§ **Input data**:

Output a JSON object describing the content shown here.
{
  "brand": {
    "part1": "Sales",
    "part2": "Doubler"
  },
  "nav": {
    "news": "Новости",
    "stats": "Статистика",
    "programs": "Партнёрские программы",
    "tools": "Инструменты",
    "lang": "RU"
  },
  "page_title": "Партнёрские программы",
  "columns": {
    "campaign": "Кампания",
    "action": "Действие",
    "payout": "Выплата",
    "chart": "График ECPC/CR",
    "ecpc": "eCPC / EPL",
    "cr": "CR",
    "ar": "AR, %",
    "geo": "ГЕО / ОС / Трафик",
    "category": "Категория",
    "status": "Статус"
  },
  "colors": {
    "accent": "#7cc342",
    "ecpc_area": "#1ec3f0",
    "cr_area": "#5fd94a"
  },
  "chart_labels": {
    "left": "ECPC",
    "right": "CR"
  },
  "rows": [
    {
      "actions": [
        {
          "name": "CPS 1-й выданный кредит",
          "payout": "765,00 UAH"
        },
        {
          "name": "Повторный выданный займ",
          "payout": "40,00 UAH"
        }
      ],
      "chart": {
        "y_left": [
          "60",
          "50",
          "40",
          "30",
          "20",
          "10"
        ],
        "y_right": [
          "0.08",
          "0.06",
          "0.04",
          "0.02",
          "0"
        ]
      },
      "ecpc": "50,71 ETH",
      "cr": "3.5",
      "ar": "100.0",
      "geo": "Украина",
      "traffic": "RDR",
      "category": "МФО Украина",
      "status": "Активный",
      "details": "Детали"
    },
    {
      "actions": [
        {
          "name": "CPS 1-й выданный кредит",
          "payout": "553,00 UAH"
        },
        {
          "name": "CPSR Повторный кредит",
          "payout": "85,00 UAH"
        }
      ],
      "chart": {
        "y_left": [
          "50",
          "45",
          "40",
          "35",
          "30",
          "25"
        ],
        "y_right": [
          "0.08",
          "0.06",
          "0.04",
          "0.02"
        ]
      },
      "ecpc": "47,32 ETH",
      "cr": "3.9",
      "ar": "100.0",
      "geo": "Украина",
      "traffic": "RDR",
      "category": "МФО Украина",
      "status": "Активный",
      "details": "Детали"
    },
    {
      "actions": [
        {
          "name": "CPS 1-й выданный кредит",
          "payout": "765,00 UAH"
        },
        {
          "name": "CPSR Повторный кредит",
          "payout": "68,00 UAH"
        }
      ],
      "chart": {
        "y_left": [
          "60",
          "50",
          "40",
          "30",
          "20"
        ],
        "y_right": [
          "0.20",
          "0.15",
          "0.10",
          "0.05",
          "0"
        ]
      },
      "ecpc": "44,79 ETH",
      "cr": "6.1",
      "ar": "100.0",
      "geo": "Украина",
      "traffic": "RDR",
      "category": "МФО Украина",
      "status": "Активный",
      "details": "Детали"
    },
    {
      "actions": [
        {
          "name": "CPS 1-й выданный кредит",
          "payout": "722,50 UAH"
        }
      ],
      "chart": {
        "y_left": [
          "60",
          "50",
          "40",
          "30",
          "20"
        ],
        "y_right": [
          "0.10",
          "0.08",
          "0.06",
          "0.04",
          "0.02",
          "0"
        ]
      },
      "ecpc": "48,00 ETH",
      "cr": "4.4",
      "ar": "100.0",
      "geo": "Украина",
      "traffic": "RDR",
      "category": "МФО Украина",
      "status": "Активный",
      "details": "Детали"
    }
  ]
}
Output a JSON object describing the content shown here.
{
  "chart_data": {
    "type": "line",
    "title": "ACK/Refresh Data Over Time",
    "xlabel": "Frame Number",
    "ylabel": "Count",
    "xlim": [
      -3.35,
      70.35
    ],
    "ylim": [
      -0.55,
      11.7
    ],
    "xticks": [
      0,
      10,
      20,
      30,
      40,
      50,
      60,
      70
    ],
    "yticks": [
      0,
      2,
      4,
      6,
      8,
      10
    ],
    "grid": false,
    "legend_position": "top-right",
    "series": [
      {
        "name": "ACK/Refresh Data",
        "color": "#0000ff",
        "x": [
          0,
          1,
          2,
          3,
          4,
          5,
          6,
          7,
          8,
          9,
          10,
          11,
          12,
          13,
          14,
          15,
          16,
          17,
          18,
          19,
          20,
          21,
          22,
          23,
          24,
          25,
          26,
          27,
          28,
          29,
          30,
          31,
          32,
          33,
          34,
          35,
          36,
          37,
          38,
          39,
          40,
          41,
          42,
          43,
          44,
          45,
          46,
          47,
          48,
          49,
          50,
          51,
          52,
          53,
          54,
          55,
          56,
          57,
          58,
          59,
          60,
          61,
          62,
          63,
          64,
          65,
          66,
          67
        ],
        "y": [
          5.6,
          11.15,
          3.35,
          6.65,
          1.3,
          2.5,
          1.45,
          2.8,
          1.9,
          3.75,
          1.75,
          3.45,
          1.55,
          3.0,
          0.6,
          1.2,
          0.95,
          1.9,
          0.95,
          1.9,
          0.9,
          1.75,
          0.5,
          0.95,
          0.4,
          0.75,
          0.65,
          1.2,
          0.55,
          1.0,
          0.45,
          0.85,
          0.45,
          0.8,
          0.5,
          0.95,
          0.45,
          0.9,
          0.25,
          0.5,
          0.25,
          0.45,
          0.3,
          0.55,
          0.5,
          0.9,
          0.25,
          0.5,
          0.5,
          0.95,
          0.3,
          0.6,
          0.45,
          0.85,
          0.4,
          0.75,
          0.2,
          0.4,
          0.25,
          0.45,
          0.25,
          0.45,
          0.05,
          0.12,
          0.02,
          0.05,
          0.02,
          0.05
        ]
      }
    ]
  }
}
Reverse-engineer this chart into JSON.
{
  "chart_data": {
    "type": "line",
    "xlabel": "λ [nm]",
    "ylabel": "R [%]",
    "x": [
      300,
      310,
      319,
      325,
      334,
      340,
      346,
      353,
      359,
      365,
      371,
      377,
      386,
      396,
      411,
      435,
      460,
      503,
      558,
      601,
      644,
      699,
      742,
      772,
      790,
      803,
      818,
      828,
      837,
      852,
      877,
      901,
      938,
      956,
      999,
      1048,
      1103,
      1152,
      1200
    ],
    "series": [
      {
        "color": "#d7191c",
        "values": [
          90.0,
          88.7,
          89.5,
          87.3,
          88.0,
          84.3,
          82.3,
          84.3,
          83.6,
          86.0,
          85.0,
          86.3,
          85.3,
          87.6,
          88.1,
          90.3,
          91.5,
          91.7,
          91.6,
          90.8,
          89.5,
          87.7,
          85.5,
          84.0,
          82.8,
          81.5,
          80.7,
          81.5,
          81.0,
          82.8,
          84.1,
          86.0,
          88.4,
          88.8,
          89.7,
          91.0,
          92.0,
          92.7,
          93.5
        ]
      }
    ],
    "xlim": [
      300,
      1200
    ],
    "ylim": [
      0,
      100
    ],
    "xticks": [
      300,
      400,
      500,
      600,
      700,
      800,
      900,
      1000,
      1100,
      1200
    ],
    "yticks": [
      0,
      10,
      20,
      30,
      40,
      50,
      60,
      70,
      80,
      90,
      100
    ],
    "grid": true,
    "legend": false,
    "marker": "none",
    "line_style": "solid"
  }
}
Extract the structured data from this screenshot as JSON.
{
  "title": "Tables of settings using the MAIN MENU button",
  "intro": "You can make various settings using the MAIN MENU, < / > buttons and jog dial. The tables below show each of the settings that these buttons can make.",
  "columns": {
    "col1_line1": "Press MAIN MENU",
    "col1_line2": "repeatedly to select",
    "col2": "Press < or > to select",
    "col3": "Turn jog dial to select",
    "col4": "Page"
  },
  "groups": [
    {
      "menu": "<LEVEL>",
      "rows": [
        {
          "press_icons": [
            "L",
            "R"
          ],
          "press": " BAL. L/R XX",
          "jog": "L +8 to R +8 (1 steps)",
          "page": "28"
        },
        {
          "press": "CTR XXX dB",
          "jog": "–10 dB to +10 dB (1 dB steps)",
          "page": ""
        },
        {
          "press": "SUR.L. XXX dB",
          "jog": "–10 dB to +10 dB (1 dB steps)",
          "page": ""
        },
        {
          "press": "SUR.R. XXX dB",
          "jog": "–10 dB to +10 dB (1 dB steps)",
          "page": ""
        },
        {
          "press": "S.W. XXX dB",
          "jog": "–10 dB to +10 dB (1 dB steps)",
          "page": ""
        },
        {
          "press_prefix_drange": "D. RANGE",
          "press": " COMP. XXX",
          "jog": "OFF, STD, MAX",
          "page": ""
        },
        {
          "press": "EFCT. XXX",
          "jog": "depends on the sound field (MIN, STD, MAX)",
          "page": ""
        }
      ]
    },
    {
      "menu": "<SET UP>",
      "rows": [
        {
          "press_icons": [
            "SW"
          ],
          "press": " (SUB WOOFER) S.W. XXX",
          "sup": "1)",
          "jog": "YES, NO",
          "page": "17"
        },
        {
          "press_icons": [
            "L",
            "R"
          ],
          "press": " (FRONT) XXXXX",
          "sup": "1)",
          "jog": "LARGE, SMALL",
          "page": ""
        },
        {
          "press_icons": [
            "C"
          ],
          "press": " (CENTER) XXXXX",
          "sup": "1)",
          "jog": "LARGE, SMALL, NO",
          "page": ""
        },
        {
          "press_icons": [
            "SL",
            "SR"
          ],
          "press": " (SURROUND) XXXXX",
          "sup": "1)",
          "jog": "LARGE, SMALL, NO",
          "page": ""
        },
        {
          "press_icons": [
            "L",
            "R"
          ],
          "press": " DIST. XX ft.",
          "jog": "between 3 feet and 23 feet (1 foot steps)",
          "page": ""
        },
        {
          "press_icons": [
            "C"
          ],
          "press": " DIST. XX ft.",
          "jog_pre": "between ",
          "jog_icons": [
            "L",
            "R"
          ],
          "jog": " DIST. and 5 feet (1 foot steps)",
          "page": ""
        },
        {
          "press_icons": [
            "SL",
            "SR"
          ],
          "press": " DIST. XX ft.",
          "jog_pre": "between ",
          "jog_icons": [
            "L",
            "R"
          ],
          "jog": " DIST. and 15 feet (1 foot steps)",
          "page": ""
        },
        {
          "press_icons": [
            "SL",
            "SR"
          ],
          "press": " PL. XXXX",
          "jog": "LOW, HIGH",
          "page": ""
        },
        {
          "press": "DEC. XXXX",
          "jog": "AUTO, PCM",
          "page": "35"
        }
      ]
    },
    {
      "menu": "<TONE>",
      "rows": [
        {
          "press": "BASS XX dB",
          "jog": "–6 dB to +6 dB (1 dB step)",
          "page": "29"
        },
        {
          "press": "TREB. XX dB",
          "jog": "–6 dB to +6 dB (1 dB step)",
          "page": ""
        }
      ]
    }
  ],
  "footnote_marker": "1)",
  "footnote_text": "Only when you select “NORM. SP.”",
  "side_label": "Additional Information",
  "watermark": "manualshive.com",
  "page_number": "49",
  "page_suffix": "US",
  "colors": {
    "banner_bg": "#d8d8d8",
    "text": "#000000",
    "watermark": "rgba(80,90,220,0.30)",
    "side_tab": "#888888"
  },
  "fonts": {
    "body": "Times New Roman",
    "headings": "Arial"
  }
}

§ **Your instructions**: Which lines of the material contain the string "payout"? List each of them.

§ **Solution to this exercise**:
    "payout": "Выплата",
          "payout": "765,00 UAH"
          "payout": "40,00 UAH"
          "payout": "553,00 UAH"
          "payout": "85,00 UAH"
          "payout": "765,00 UAH"
          "payout": "68,00 UAH"
          "payout": "722,50 UAH"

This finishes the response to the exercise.